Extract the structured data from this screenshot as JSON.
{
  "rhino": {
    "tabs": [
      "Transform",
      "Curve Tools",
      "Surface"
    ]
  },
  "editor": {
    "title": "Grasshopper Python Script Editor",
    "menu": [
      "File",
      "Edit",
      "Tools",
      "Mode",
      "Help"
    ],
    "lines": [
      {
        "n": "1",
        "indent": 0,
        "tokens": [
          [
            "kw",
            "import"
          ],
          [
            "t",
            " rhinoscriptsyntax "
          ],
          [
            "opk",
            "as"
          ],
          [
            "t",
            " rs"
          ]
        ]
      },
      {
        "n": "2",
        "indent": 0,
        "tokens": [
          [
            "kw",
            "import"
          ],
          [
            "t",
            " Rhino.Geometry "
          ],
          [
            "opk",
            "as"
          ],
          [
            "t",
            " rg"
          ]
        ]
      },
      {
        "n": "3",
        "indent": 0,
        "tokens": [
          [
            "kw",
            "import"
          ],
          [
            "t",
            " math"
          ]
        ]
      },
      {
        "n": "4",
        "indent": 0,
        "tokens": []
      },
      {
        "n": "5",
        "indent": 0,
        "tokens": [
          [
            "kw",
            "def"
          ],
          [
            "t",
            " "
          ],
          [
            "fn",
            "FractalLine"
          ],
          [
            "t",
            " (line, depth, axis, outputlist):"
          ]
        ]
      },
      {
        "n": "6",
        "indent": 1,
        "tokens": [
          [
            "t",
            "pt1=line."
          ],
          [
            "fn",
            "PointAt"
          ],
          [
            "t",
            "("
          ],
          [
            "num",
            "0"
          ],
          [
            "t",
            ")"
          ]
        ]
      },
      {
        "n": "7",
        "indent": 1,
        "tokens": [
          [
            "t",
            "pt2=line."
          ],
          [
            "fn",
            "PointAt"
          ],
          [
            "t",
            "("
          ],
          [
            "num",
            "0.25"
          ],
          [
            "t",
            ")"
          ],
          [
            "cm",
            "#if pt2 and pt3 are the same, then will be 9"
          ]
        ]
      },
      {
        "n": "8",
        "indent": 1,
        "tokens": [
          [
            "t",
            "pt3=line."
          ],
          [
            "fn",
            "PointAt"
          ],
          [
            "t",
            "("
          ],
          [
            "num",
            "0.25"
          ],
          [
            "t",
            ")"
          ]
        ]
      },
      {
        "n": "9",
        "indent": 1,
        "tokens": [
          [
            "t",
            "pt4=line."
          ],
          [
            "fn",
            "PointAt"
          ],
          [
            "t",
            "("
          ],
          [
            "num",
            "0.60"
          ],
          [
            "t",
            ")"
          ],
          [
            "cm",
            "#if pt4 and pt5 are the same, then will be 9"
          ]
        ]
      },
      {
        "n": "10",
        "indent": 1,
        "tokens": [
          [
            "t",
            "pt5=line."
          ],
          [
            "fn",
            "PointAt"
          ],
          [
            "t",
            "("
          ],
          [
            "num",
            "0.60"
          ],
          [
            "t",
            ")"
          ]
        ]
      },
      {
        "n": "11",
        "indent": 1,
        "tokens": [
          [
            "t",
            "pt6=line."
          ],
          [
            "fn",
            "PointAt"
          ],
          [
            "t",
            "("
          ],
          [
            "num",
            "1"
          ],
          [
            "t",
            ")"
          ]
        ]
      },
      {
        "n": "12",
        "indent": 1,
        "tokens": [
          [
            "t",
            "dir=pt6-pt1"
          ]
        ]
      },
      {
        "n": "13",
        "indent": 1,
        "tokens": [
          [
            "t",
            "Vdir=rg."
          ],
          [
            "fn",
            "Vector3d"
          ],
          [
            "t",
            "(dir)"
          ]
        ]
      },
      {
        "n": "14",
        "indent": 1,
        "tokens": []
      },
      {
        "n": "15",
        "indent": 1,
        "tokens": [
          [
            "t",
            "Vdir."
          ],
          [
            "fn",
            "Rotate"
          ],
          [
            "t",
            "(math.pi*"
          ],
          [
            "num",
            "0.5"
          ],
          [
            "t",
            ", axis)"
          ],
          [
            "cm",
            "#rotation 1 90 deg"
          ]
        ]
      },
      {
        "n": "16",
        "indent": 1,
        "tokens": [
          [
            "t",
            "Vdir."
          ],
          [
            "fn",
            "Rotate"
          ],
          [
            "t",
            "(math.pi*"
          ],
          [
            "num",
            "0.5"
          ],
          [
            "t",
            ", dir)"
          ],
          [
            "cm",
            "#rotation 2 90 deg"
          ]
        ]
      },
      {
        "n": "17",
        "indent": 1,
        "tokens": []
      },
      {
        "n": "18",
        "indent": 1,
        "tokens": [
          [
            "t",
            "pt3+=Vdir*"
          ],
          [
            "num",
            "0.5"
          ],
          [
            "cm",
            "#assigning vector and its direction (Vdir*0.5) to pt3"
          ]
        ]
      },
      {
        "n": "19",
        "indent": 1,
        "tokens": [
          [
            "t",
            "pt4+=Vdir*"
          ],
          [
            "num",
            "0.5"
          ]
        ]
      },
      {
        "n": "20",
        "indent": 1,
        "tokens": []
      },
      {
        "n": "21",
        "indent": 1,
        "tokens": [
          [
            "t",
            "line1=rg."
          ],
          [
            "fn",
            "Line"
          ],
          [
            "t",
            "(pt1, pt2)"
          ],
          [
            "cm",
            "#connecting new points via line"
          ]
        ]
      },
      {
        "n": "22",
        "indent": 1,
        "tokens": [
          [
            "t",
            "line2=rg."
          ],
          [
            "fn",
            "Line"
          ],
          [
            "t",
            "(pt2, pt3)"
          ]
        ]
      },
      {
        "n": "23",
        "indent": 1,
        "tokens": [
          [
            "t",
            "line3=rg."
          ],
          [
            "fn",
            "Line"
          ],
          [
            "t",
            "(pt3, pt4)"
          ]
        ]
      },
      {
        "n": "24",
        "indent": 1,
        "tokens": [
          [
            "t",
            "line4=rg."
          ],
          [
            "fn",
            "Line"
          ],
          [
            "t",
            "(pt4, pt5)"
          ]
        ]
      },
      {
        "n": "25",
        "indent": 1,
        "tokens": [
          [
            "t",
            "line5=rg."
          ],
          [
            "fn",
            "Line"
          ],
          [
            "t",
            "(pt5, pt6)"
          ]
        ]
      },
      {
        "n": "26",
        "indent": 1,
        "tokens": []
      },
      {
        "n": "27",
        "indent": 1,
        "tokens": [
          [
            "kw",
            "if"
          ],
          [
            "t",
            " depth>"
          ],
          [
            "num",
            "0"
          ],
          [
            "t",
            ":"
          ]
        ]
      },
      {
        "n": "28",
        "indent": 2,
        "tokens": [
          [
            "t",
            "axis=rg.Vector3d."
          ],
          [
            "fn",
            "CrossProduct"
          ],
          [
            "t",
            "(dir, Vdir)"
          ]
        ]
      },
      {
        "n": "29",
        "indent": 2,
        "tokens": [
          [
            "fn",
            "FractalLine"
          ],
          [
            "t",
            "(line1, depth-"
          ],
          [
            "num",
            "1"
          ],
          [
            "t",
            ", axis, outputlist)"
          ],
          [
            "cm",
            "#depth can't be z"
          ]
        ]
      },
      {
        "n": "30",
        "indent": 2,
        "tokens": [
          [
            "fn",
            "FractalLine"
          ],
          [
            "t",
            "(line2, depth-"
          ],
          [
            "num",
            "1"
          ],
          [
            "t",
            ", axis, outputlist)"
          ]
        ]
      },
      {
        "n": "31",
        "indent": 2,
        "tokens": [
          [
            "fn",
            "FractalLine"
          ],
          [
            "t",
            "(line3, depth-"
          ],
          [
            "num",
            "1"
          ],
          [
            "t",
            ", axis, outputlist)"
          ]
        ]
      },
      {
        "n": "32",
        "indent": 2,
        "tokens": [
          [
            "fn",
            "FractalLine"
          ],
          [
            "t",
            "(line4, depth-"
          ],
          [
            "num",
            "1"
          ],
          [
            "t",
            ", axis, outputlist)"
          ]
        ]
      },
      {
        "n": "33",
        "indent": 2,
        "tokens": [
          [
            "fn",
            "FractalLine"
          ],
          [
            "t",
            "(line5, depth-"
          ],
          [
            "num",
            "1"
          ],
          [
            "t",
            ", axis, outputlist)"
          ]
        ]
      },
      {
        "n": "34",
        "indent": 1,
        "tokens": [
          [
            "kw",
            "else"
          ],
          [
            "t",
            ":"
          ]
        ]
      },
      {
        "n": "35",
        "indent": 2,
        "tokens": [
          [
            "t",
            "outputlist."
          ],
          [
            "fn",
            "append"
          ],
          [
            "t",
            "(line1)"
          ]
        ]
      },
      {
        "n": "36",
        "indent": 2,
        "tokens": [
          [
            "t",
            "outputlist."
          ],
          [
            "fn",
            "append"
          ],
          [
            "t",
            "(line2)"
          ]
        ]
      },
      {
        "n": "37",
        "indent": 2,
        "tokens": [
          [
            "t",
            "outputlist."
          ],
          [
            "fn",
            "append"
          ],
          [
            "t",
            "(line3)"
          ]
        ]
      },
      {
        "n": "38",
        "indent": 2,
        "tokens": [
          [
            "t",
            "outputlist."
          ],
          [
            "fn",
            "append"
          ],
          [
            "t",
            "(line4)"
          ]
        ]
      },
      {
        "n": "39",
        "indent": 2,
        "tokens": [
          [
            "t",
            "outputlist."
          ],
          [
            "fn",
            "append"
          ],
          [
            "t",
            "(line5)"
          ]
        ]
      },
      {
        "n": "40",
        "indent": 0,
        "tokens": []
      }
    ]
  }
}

Description of the task: Where a line above contains the word "Vdir", copy that line.

Result of this exercise:
            "Vdir=rg."
            "Vdir."
            "Vdir."
            "pt3+=Vdir*"
            "#assigning vector and its direction (Vdir*0.5) to pt3"
            "pt4+=Vdir*"
            "(dir, Vdir)"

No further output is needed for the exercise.